:: Exercise goal ::
Copy the records below exactly, leaving out any pictures.

Structured figure records:
((

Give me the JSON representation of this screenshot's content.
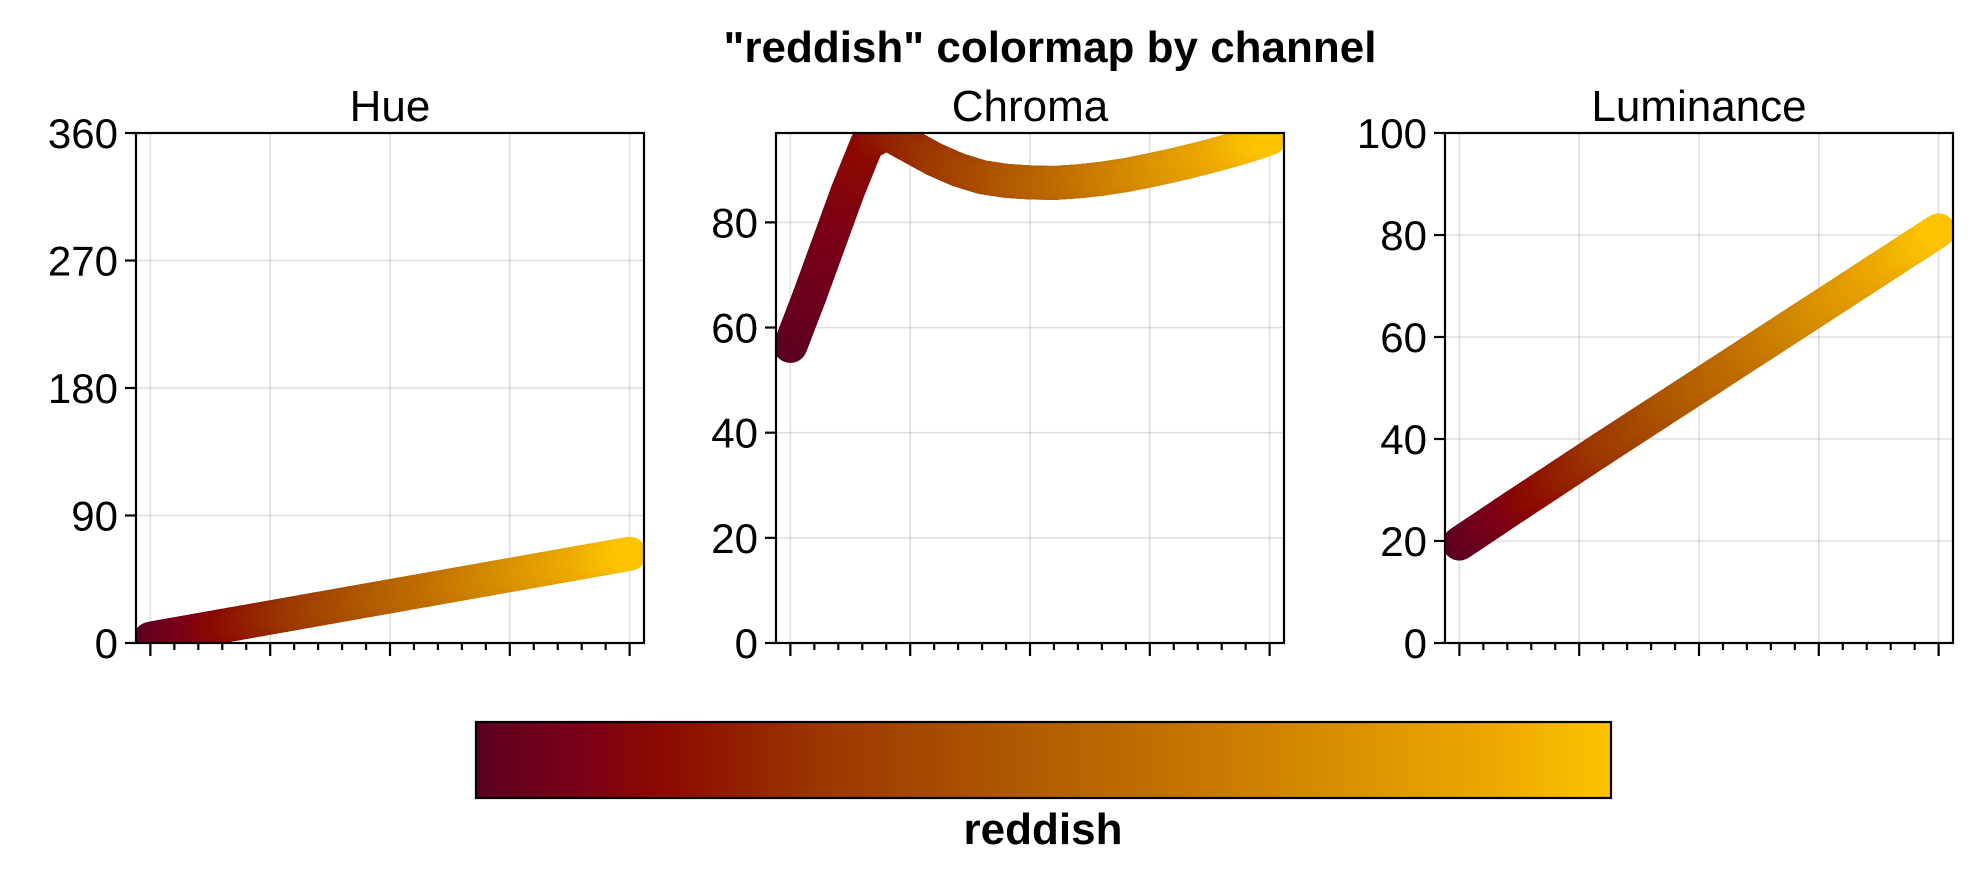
{
  "figure": {
    "title": "\"reddish\" colormap by channel",
    "colorbar_label": "reddish"
  },
  "colors": {
    "colormap_stops": [
      {
        "t": 0.0,
        "color": "#5c0020"
      },
      {
        "t": 0.1,
        "color": "#7c0016"
      },
      {
        "t": 0.16,
        "color": "#8b0900"
      },
      {
        "t": 0.3,
        "color": "#9a3500"
      },
      {
        "t": 0.45,
        "color": "#ac5400"
      },
      {
        "t": 0.6,
        "color": "#c06f00"
      },
      {
        "t": 0.75,
        "color": "#d68d00"
      },
      {
        "t": 0.9,
        "color": "#eda900"
      },
      {
        "t": 1.0,
        "color": "#fcc400"
      }
    ]
  },
  "chart_data": [
    {
      "type": "line",
      "title": "Hue",
      "ylim": [
        0,
        360
      ],
      "yticks": [
        0,
        90,
        180,
        270,
        360
      ],
      "xlim": [
        -0.03,
        1.03
      ],
      "grid": true,
      "series": [
        {
          "x": [
            0,
            0.05,
            0.1,
            0.15,
            0.2,
            0.3,
            0.4,
            0.5,
            0.6,
            0.7,
            0.8,
            0.9,
            1.0
          ],
          "values": [
            3,
            6,
            9,
            12,
            15,
            21,
            27,
            33,
            39,
            45,
            51,
            57,
            63
          ]
        }
      ]
    },
    {
      "type": "line",
      "title": "Chroma",
      "ylim": [
        0,
        97
      ],
      "yticks": [
        0,
        20,
        40,
        60,
        80
      ],
      "xlim": [
        -0.03,
        1.03
      ],
      "grid": true,
      "series": [
        {
          "x": [
            0,
            0.04,
            0.08,
            0.12,
            0.16,
            0.2,
            0.25,
            0.3,
            0.35,
            0.4,
            0.45,
            0.5,
            0.55,
            0.6,
            0.65,
            0.7,
            0.75,
            0.8,
            0.85,
            0.9,
            0.95,
            1.0
          ],
          "values": [
            56.5,
            66,
            76,
            86,
            95,
            97,
            94.5,
            92,
            90,
            88.6,
            87.9,
            87.6,
            87.5,
            87.8,
            88.3,
            89,
            89.9,
            90.9,
            92,
            93.2,
            94.5,
            96
          ]
        }
      ]
    },
    {
      "type": "line",
      "title": "Luminance",
      "ylim": [
        0,
        100
      ],
      "yticks": [
        0,
        20,
        40,
        60,
        80,
        100
      ],
      "xlim": [
        -0.03,
        1.03
      ],
      "grid": true,
      "series": [
        {
          "x": [
            0,
            0.1,
            0.2,
            0.3,
            0.4,
            0.5,
            0.6,
            0.7,
            0.8,
            0.9,
            1.0
          ],
          "values": [
            19.5,
            25.8,
            32,
            38.2,
            44.3,
            50.4,
            56.5,
            62.6,
            68.7,
            74.8,
            80.9
          ]
        }
      ]
    }
  ]
}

))

:: Solution for this exercise ::
Give me the JSON representation of this screenshot's content.
{
  "figure": {
    "title": "\"reddish\" colormap by channel",
    "colorbar_label": "reddish"
  },
  "colors": {
    "colormap_stops": [
      {
        "t": 0.0,
        "color": "#5c0020"
      },
      {
        "t": 0.1,
        "color": "#7c0016"
      },
      {
        "t": 0.16,
        "color": "#8b0900"
      },
      {
        "t": 0.3,
        "color": "#9a3500"
      },
      {
        "t": 0.45,
        "color": "#ac5400"
      },
      {
        "t": 0.6,
        "color": "#c06f00"
      },
      {
        "t": 0.75,
        "color": "#d68d00"
      },
      {
        "t": 0.9,
        "color": "#eda900"
      },
      {
        "t": 1.0,
        "color": "#fcc400"
      }
    ]
  },
  "chart_data": [
    {
      "type": "line",
      "title": "Hue",
      "ylim": [
        0,
        360
      ],
      "yticks": [
        0,
        90,
        180,
        270,
        360
      ],
      "xlim": [
        -0.03,
        1.03
      ],
      "grid": true,
      "series": [
        {
          "x": [
            0,
            0.05,
            0.1,
            0.15,
            0.2,
            0.3,
            0.4,
            0.5,
            0.6,
            0.7,
            0.8,
            0.9,
            1.0
          ],
          "values": [
            3,
            6,
            9,
            12,
            15,
            21,
            27,
            33,
            39,
            45,
            51,
            57,
            63
          ]
        }
      ]
    },
    {
      "type": "line",
      "title": "Chroma",
      "ylim": [
        0,
        97
      ],
      "yticks": [
        0,
        20,
        40,
        60,
        80
      ],
      "xlim": [
        -0.03,
        1.03
      ],
      "grid": true,
      "series": [
        {
          "x": [
            0,
            0.04,
            0.08,
            0.12,
            0.16,
            0.2,
            0.25,
            0.3,
            0.35,
            0.4,
            0.45,
            0.5,
            0.55,
            0.6,
            0.65,
            0.7,
            0.75,
            0.8,
            0.85,
            0.9,
            0.95,
            1.0
          ],
          "values": [
            56.5,
            66,
            76,
            86,
            95,
            97,
            94.5,
            92,
            90,
            88.6,
            87.9,
            87.6,
            87.5,
            87.8,
            88.3,
            89,
            89.9,
            90.9,
            92,
            93.2,
            94.5,
            96
          ]
        }
      ]
    },
    {
      "type": "line",
      "title": "Luminance",
      "ylim": [
        0,
        100
      ],
      "yticks": [
        0,
        20,
        40,
        60,
        80,
        100
      ],
      "xlim": [
        -0.03,
        1.03
      ],
      "grid": true,
      "series": [
        {
          "x": [
            0,
            0.1,
            0.2,
            0.3,
            0.4,
            0.5,
            0.6,
            0.7,
            0.8,
            0.9,
            1.0
          ],
          "values": [
            19.5,
            25.8,
            32,
            38.2,
            44.3,
            50.4,
            56.5,
            62.6,
            68.7,
            74.8,
            80.9
          ]
        }
      ]
    }
  ]
}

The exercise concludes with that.